_Exercise_. Repeat, without changes, the section of the records that starts with the line containing "more-icon xyxy=(538,1087,582,1099)" and ends with the line containing "group-meta: 공개 그룹", both of those lines included.

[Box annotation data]
* * * * * * * * *
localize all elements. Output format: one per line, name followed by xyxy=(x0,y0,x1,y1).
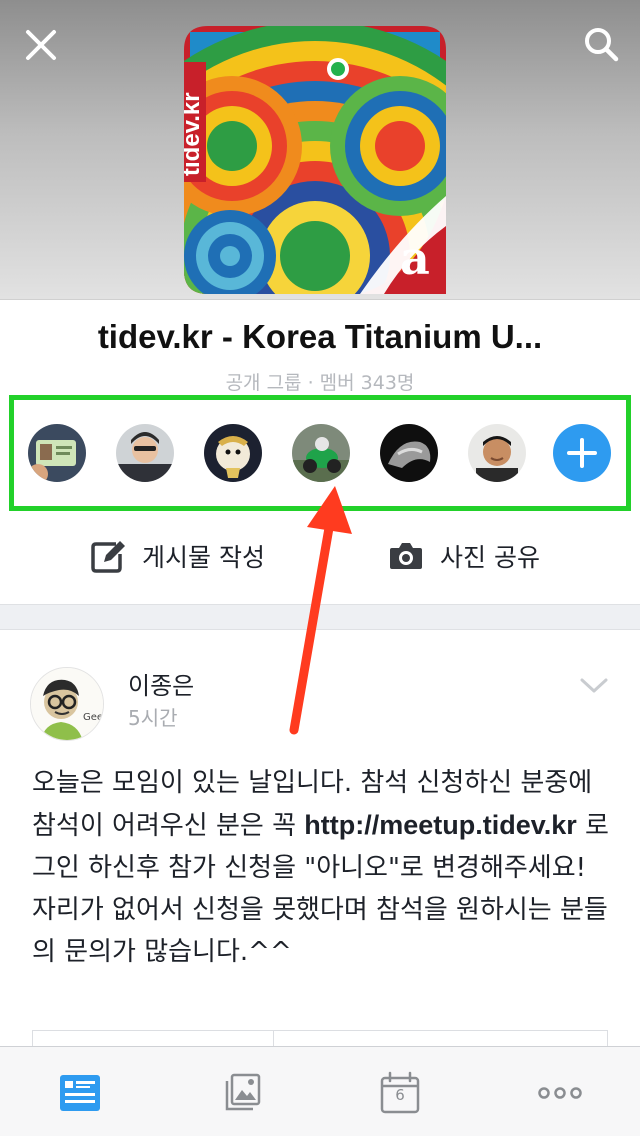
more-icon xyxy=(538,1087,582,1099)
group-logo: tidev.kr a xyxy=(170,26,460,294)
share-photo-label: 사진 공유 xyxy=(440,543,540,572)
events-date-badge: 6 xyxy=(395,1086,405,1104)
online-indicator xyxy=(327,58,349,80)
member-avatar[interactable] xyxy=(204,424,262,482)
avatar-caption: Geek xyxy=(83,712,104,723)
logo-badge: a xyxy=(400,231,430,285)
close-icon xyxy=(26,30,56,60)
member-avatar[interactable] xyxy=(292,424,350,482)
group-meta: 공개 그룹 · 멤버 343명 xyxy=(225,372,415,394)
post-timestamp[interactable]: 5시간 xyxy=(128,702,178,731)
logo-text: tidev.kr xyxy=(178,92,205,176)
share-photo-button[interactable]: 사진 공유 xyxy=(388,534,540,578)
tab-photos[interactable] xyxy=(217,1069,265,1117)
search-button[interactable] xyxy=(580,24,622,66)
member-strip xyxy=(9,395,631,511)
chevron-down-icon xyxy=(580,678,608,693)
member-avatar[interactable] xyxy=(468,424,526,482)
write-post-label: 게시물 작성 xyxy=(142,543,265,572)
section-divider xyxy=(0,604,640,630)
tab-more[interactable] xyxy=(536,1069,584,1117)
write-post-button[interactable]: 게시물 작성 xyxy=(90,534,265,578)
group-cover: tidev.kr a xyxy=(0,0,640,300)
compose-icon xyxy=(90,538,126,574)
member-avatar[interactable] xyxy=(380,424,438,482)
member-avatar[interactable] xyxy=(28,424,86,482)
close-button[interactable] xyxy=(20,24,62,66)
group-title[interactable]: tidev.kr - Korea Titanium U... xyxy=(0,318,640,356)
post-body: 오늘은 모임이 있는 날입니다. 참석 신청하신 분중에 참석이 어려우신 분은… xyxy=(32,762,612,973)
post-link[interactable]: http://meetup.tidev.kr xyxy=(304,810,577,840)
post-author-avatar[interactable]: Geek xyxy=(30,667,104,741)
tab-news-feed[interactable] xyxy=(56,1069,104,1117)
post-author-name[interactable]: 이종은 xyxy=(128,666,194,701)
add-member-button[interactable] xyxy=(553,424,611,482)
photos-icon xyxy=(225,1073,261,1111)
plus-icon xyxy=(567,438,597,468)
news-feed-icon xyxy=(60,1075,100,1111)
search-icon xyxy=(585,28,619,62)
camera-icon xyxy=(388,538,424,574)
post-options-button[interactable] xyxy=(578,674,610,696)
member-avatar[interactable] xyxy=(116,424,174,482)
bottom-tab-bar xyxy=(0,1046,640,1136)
* * * * * * * * *
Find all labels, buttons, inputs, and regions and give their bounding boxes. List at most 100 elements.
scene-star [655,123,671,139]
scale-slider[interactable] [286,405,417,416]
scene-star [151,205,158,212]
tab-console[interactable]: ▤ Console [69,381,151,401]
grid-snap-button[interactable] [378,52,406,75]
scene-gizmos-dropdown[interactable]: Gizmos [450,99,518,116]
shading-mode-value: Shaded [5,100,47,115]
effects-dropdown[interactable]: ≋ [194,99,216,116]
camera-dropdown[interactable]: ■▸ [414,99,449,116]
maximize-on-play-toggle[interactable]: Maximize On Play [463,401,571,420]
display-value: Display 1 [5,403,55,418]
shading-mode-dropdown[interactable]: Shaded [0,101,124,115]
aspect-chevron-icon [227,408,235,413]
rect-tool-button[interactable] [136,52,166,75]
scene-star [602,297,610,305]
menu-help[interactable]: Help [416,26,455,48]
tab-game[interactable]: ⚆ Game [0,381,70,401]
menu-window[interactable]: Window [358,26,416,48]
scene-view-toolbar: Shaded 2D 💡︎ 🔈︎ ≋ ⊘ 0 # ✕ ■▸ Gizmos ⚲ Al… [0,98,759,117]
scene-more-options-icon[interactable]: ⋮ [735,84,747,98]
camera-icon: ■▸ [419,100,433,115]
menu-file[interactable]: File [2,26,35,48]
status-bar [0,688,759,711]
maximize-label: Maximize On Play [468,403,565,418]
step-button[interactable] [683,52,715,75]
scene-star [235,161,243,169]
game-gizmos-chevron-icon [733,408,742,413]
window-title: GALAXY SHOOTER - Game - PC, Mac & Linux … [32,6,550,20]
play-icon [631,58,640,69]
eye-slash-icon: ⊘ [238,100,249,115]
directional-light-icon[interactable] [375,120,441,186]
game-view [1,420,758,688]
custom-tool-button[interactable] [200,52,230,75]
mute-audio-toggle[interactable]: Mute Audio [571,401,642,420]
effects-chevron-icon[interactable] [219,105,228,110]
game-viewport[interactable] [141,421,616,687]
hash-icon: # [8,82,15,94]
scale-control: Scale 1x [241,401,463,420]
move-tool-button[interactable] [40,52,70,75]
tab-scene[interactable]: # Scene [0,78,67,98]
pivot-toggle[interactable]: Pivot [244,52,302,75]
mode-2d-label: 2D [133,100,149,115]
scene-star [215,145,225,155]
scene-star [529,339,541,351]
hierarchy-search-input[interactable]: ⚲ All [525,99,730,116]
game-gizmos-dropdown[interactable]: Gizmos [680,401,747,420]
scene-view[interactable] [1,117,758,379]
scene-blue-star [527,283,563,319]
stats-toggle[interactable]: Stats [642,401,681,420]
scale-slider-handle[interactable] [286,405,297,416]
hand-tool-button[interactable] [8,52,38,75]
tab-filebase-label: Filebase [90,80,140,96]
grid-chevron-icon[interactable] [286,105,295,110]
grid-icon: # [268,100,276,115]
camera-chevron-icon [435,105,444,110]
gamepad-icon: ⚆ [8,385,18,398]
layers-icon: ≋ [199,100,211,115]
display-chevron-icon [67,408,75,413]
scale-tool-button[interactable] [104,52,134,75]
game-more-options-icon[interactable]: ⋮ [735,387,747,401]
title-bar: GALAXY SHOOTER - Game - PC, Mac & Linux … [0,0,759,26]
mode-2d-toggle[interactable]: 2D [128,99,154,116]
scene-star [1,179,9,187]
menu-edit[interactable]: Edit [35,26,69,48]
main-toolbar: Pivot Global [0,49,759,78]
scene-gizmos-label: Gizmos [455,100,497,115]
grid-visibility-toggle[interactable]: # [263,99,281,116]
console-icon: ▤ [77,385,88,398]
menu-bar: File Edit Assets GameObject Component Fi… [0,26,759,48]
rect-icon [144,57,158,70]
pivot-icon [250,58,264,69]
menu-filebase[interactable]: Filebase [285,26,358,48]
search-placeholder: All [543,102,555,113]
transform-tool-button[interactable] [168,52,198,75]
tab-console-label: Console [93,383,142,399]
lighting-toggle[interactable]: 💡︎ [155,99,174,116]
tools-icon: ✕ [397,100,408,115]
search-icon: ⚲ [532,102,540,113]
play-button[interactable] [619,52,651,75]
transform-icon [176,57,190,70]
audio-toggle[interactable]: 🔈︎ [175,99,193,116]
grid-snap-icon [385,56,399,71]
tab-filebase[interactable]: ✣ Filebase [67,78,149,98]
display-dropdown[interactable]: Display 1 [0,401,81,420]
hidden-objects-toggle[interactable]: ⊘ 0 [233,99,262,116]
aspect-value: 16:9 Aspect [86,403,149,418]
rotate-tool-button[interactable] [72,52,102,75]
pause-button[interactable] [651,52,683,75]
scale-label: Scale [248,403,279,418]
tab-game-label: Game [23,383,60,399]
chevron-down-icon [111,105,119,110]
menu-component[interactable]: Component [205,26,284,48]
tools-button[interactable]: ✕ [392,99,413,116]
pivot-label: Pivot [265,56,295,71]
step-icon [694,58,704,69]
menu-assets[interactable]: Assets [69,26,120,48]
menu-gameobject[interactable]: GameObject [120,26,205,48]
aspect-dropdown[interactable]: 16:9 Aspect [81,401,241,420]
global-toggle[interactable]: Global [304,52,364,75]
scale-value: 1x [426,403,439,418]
* * * * * * * * *
_Task output_.
more-icon xyxy=(538,1087,582,1099)
group-logo: tidev.kr a xyxy=(170,26,460,294)
share-photo-label: 사진 공유 xyxy=(440,543,540,572)
events-date-badge: 6 xyxy=(395,1086,405,1104)
online-indicator xyxy=(327,58,349,80)
member-avatar[interactable] xyxy=(204,424,262,482)
avatar-caption: Geek xyxy=(83,712,104,723)
logo-badge: a xyxy=(400,231,430,285)
close-icon xyxy=(26,30,56,60)
member-avatar[interactable] xyxy=(292,424,350,482)
group-meta: 공개 그룹 · 멤버 343명 xyxy=(225,372,415,394)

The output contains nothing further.